== Direction ==
Pull out every line with the word "Urkunden" from the entries below.

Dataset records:
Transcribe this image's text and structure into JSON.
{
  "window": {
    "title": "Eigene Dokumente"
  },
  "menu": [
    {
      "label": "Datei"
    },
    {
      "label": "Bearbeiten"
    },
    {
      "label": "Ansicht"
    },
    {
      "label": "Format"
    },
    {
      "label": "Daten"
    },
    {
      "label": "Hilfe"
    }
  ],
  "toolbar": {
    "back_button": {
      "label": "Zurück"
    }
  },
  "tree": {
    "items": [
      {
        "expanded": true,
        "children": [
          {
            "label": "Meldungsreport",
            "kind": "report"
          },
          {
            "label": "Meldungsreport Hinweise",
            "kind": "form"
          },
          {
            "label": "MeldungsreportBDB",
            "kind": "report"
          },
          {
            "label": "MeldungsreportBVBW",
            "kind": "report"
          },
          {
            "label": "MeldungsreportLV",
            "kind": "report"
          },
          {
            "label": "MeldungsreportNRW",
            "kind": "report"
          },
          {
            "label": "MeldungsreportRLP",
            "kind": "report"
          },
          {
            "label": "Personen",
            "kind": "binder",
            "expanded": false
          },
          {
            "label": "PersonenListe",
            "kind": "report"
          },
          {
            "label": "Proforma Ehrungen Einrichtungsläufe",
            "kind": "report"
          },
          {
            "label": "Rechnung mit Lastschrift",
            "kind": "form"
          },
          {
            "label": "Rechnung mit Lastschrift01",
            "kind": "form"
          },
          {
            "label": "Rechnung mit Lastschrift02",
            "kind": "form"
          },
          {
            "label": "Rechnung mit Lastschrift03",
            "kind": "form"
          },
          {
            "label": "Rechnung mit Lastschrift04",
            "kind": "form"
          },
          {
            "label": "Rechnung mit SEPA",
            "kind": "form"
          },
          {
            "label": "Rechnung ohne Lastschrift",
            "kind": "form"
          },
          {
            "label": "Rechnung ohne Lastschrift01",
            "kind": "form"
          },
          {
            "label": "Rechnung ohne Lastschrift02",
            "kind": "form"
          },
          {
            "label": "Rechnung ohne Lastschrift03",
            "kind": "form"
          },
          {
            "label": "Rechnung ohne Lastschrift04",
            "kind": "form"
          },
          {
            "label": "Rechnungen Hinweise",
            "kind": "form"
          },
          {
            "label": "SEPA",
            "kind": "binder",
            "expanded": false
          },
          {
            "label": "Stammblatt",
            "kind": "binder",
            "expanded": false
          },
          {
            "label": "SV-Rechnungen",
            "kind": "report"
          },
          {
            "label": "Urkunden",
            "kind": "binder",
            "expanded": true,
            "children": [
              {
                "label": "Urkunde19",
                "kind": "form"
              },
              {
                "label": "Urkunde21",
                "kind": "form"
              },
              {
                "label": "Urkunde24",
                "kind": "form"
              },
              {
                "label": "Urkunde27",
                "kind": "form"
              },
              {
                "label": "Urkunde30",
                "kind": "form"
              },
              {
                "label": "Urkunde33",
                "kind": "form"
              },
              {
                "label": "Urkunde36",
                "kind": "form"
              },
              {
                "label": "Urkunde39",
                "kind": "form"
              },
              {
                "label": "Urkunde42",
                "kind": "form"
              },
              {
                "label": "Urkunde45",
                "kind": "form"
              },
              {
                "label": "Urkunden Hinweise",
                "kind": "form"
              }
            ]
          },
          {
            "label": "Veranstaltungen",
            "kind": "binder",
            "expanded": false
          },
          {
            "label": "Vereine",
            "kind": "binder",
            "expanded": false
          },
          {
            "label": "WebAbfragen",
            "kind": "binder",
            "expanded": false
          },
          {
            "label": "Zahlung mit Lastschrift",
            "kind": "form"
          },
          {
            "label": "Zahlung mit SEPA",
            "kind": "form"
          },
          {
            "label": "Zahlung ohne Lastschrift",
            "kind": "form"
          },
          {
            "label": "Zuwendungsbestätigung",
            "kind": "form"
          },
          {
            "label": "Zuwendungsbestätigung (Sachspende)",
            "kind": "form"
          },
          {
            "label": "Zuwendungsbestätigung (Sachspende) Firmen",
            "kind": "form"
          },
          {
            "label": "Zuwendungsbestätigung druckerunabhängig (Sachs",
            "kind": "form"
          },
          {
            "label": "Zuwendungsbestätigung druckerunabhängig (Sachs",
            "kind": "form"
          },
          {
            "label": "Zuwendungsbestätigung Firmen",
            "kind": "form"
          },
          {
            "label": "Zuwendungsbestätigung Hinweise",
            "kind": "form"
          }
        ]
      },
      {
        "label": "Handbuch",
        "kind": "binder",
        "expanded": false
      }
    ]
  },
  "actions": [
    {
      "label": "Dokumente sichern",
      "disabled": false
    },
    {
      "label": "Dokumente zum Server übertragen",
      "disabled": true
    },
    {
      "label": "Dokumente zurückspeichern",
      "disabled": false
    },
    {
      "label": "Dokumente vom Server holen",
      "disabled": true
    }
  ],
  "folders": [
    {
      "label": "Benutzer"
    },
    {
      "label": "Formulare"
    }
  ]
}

== Answer to the task ==
            "label": "Urkunden",
                "label": "Urkunden Hinweise",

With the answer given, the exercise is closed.